In the records that follow, locate every line with "this" and extract it.

— Begin Information provided —

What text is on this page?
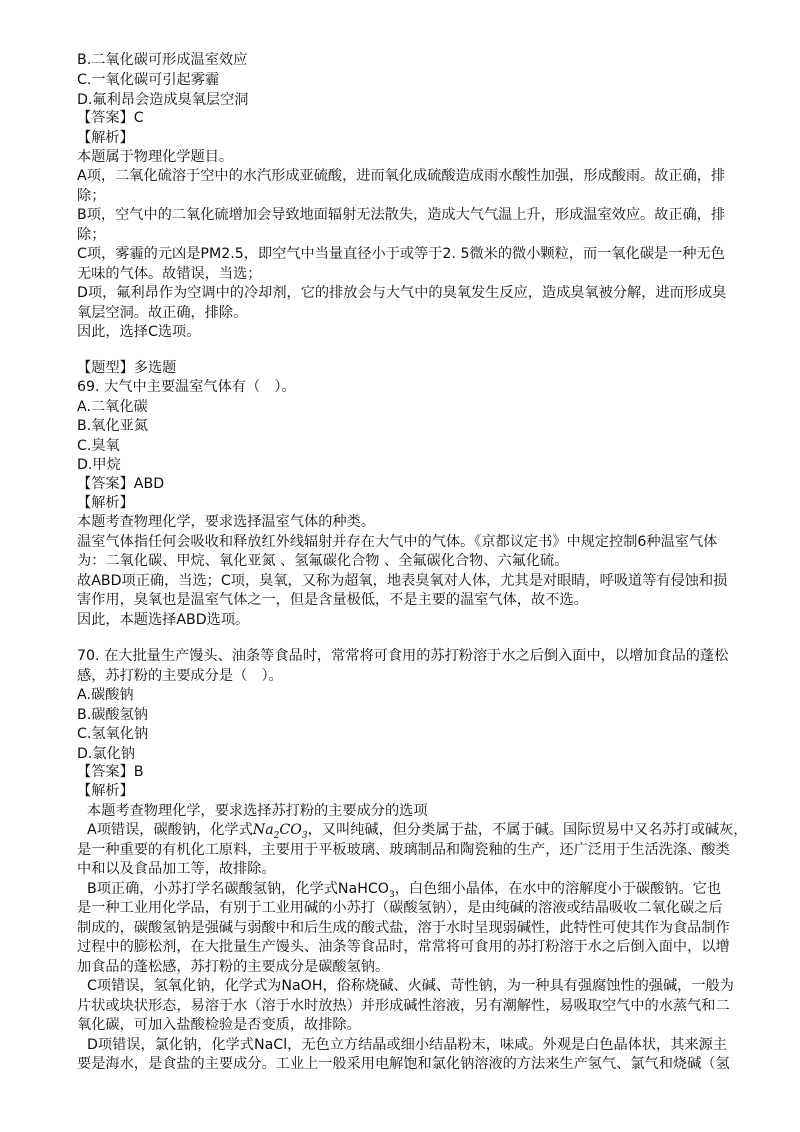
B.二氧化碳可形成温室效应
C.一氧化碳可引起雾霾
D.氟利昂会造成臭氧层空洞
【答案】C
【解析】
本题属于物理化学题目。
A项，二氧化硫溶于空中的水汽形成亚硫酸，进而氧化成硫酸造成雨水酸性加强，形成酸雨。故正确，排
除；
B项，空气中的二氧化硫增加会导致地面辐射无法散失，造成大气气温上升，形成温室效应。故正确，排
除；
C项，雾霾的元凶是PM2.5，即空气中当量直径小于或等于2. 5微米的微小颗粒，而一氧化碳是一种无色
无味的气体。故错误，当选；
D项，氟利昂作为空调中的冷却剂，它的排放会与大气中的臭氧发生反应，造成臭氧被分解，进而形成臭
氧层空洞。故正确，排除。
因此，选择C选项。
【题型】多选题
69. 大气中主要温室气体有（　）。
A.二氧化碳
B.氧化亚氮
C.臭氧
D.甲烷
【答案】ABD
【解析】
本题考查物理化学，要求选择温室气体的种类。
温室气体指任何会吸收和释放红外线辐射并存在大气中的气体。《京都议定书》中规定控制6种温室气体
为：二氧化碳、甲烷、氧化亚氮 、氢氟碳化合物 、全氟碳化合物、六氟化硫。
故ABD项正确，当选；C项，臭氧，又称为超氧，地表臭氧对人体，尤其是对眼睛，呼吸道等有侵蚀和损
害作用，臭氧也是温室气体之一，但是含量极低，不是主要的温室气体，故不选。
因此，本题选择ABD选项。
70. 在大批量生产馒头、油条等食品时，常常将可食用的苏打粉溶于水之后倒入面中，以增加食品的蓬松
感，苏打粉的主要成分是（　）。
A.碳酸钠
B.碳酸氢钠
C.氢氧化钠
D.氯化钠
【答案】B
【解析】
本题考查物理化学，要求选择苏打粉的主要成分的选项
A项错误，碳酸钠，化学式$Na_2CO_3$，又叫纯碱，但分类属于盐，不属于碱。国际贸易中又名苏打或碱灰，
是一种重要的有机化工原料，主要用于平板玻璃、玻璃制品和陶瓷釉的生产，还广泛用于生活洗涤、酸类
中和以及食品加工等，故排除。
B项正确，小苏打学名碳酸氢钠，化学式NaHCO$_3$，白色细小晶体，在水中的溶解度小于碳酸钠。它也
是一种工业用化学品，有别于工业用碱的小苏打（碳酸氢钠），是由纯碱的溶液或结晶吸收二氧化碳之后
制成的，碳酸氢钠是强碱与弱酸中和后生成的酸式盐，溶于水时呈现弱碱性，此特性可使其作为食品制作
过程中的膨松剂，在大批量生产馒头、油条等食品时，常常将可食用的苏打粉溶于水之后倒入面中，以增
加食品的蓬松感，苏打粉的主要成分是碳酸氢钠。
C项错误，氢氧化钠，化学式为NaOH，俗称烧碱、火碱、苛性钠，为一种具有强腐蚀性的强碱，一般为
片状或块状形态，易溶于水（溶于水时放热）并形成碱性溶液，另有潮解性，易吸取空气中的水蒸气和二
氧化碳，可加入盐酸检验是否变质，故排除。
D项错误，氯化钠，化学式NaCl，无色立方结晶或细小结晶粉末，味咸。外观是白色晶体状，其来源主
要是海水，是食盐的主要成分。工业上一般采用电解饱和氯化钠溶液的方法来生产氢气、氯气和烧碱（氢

— End Information provided —
— Begin Information provided —

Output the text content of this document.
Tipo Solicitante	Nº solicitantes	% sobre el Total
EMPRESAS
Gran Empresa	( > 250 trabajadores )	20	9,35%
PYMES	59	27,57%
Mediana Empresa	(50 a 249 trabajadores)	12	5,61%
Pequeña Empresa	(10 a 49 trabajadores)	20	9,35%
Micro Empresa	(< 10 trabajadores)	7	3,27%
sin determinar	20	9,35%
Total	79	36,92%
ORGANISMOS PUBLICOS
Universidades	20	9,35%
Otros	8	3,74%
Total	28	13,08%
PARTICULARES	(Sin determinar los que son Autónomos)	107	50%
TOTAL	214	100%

— End Information provided —

_Final result_
What text is on this page?
Output the text content of this document.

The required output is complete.